• **What the exercise asks**
Copy out every line containing the word "Explore".

• **Source data**
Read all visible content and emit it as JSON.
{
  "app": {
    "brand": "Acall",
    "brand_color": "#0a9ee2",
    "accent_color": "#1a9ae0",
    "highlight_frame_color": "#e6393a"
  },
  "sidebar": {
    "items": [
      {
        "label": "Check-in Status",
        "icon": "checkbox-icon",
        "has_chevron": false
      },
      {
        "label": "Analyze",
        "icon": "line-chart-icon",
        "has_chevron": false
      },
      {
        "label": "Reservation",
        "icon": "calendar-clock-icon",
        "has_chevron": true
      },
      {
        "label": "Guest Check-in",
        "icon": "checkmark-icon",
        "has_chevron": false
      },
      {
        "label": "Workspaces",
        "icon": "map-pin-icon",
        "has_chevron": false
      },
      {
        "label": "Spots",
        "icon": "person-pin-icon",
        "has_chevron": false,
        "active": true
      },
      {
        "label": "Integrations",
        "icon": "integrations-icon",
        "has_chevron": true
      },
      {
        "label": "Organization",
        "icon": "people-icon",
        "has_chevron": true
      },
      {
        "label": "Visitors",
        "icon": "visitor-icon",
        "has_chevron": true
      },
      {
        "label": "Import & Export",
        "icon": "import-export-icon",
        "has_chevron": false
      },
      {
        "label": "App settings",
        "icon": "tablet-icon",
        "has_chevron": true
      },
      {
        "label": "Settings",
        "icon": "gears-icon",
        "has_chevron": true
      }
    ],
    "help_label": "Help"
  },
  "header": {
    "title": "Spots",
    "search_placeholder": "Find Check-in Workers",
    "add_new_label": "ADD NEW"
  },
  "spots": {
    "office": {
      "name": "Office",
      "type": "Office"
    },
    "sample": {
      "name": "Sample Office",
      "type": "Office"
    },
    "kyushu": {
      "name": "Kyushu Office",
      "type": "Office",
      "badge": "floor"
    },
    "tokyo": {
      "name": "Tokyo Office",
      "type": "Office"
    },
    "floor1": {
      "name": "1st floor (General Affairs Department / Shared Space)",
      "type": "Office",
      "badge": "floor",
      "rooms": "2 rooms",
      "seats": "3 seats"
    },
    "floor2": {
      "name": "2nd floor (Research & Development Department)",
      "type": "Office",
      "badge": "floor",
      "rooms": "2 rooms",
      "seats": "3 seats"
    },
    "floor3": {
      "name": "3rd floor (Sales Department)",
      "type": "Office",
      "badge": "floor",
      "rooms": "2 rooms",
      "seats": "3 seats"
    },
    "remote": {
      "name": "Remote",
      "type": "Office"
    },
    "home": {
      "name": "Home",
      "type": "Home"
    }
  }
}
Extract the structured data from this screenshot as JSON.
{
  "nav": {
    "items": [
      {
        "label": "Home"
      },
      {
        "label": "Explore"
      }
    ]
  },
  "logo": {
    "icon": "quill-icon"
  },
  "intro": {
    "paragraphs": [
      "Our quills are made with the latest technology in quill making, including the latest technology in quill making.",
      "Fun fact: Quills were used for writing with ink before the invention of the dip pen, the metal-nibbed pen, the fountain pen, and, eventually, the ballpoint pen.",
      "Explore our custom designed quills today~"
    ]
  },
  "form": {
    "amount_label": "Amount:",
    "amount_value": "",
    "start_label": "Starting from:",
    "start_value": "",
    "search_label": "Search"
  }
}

• **Answer for this exercise**
        "label": "Explore"
      "Explore our custom designed quills today~"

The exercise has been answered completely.